What is asked: All of the lines below are to be printed again exactly; images are excluded from the output.

Data shown:
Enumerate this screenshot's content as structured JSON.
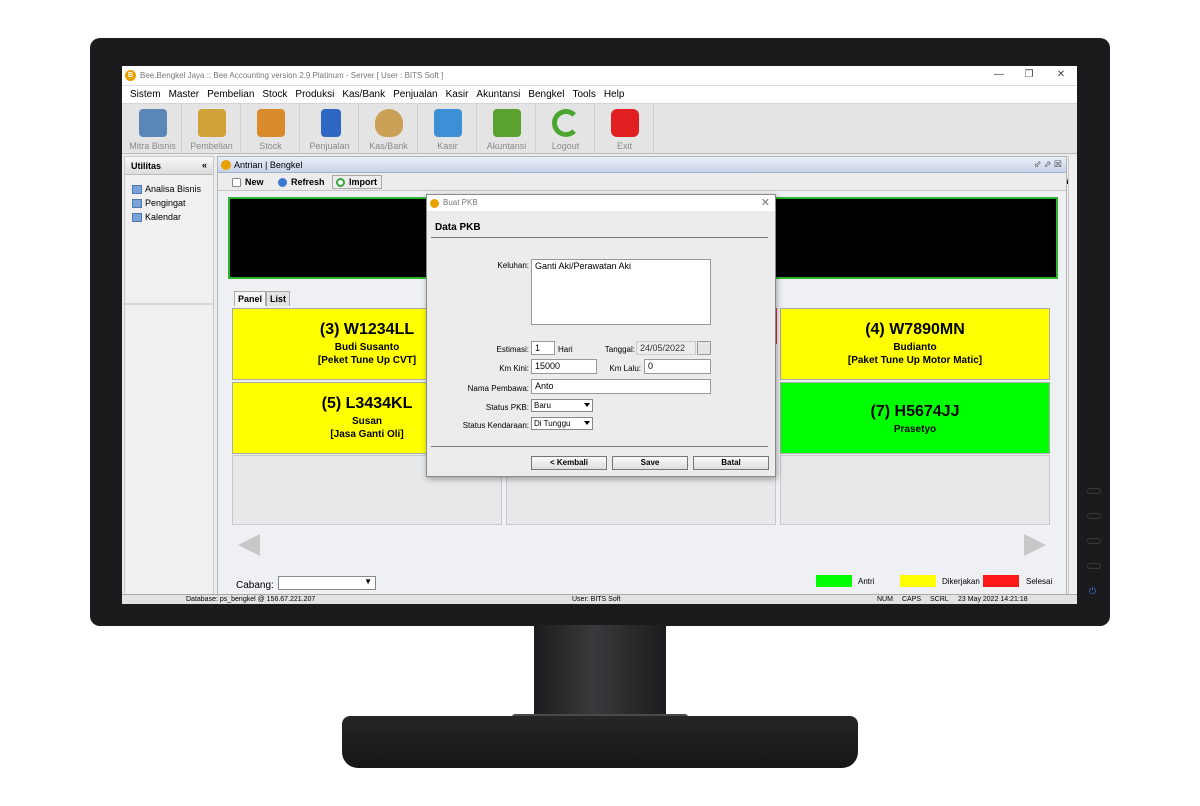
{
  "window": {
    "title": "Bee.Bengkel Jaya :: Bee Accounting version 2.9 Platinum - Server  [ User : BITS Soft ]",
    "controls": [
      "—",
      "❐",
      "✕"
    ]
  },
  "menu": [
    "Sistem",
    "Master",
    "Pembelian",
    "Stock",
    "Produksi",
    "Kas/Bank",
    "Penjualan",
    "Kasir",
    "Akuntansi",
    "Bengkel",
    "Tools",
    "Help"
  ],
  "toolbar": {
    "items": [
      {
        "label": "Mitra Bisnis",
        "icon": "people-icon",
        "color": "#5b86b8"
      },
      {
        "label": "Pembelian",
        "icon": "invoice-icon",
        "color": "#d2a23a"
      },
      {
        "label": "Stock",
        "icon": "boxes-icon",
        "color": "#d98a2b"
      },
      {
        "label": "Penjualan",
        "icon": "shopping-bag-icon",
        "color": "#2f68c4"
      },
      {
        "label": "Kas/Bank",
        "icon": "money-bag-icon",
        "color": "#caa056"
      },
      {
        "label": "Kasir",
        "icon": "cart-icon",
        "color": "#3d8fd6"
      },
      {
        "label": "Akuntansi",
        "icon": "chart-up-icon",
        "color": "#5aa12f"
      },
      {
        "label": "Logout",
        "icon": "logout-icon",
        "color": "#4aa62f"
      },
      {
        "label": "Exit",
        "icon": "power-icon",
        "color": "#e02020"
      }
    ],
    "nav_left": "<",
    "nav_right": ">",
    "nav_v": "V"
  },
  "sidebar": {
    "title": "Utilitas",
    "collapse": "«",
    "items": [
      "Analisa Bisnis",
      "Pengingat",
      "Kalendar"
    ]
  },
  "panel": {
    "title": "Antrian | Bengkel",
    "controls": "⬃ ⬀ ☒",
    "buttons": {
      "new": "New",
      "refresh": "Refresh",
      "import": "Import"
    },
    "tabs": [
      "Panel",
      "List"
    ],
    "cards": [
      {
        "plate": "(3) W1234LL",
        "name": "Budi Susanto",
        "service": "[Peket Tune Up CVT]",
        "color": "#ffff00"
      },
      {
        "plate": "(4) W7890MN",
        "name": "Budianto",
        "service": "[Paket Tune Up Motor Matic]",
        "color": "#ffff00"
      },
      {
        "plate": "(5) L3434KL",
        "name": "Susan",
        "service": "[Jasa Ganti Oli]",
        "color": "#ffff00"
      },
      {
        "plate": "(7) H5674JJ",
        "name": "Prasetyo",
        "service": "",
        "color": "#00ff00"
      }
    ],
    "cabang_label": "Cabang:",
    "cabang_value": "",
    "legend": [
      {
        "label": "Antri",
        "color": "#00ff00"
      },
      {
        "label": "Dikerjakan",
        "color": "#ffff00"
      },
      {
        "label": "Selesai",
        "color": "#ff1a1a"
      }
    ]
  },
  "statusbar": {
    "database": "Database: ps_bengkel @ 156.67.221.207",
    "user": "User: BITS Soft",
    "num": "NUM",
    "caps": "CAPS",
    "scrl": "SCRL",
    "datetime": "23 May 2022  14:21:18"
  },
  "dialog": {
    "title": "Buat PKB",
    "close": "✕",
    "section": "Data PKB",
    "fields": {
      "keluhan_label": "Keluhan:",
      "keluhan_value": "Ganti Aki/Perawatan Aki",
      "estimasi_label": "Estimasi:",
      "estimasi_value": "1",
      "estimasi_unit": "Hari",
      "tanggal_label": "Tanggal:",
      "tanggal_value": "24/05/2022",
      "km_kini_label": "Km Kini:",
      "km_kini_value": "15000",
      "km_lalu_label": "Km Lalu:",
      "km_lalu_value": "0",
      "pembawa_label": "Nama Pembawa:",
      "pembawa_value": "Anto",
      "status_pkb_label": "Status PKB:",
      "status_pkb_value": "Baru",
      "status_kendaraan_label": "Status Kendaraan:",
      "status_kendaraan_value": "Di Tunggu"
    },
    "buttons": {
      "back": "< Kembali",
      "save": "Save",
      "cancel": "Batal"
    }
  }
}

Exercise result:
Enumerate this screenshot's content as structured JSON.
{
  "window": {
    "title": "Bee.Bengkel Jaya :: Bee Accounting version 2.9 Platinum - Server  [ User : BITS Soft ]",
    "controls": [
      "—",
      "❐",
      "✕"
    ]
  },
  "menu": [
    "Sistem",
    "Master",
    "Pembelian",
    "Stock",
    "Produksi",
    "Kas/Bank",
    "Penjualan",
    "Kasir",
    "Akuntansi",
    "Bengkel",
    "Tools",
    "Help"
  ],
  "toolbar": {
    "items": [
      {
        "label": "Mitra Bisnis",
        "icon": "people-icon",
        "color": "#5b86b8"
      },
      {
        "label": "Pembelian",
        "icon": "invoice-icon",
        "color": "#d2a23a"
      },
      {
        "label": "Stock",
        "icon": "boxes-icon",
        "color": "#d98a2b"
      },
      {
        "label": "Penjualan",
        "icon": "shopping-bag-icon",
        "color": "#2f68c4"
      },
      {
        "label": "Kas/Bank",
        "icon": "money-bag-icon",
        "color": "#caa056"
      },
      {
        "label": "Kasir",
        "icon": "cart-icon",
        "color": "#3d8fd6"
      },
      {
        "label": "Akuntansi",
        "icon": "chart-up-icon",
        "color": "#5aa12f"
      },
      {
        "label": "Logout",
        "icon": "logout-icon",
        "color": "#4aa62f"
      },
      {
        "label": "Exit",
        "icon": "power-icon",
        "color": "#e02020"
      }
    ],
    "nav_left": "<",
    "nav_right": ">",
    "nav_v": "V"
  },
  "sidebar": {
    "title": "Utilitas",
    "collapse": "«",
    "items": [
      "Analisa Bisnis",
      "Pengingat",
      "Kalendar"
    ]
  },
  "panel": {
    "title": "Antrian | Bengkel",
    "controls": "⬃ ⬀ ☒",
    "buttons": {
      "new": "New",
      "refresh": "Refresh",
      "import": "Import"
    },
    "tabs": [
      "Panel",
      "List"
    ],
    "cards": [
      {
        "plate": "(3) W1234LL",
        "name": "Budi Susanto",
        "service": "[Peket Tune Up CVT]",
        "color": "#ffff00"
      },
      {
        "plate": "(4) W7890MN",
        "name": "Budianto",
        "service": "[Paket Tune Up Motor Matic]",
        "color": "#ffff00"
      },
      {
        "plate": "(5) L3434KL",
        "name": "Susan",
        "service": "[Jasa Ganti Oli]",
        "color": "#ffff00"
      },
      {
        "plate": "(7) H5674JJ",
        "name": "Prasetyo",
        "service": "",
        "color": "#00ff00"
      }
    ],
    "cabang_label": "Cabang:",
    "cabang_value": "",
    "legend": [
      {
        "label": "Antri",
        "color": "#00ff00"
      },
      {
        "label": "Dikerjakan",
        "color": "#ffff00"
      },
      {
        "label": "Selesai",
        "color": "#ff1a1a"
      }
    ]
  },
  "statusbar": {
    "database": "Database: ps_bengkel @ 156.67.221.207",
    "user": "User: BITS Soft",
    "num": "NUM",
    "caps": "CAPS",
    "scrl": "SCRL",
    "datetime": "23 May 2022  14:21:18"
  },
  "dialog": {
    "title": "Buat PKB",
    "close": "✕",
    "section": "Data PKB",
    "fields": {
      "keluhan_label": "Keluhan:",
      "keluhan_value": "Ganti Aki/Perawatan Aki",
      "estimasi_label": "Estimasi:",
      "estimasi_value": "1",
      "estimasi_unit": "Hari",
      "tanggal_label": "Tanggal:",
      "tanggal_value": "24/05/2022",
      "km_kini_label": "Km Kini:",
      "km_kini_value": "15000",
      "km_lalu_label": "Km Lalu:",
      "km_lalu_value": "0",
      "pembawa_label": "Nama Pembawa:",
      "pembawa_value": "Anto",
      "status_pkb_label": "Status PKB:",
      "status_pkb_value": "Baru",
      "status_kendaraan_label": "Status Kendaraan:",
      "status_kendaraan_value": "Di Tunggu"
    },
    "buttons": {
      "back": "< Kembali",
      "save": "Save",
      "cancel": "Batal"
    }
  }
}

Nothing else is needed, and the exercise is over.